Goal
Gather up the lines with the word "Métodos" in them.

Data shown
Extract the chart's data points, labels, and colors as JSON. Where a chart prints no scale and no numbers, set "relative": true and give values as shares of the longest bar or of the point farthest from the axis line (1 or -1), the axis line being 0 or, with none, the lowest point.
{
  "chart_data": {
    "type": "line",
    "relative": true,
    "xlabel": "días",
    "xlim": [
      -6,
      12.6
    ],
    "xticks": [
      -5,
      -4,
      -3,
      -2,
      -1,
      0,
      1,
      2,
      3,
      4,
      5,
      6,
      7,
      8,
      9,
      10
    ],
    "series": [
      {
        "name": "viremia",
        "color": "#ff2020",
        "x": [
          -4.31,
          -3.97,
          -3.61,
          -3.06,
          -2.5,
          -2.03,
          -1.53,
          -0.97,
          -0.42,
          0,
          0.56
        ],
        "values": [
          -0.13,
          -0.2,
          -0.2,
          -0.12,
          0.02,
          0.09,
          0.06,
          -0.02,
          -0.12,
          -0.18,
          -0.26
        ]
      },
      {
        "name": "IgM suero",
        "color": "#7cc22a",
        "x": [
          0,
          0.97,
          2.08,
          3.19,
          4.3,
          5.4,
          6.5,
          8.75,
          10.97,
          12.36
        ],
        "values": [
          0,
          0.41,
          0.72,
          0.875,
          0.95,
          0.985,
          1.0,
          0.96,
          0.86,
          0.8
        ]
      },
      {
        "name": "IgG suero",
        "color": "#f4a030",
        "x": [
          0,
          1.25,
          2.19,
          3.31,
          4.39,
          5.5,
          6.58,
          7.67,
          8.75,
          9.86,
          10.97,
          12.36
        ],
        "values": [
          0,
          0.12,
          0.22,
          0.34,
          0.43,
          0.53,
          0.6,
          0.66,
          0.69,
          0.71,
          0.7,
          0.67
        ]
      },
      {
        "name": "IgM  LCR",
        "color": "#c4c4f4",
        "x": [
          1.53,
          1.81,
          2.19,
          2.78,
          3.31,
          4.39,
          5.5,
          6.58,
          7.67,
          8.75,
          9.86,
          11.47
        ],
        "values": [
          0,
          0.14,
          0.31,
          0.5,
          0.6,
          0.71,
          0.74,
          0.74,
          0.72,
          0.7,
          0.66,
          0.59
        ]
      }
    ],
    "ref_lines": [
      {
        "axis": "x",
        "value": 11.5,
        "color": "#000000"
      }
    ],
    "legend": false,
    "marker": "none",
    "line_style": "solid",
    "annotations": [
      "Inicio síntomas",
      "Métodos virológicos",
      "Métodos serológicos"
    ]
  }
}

Answer to the task
      "Métodos virológicos",
      "Métodos serológicos"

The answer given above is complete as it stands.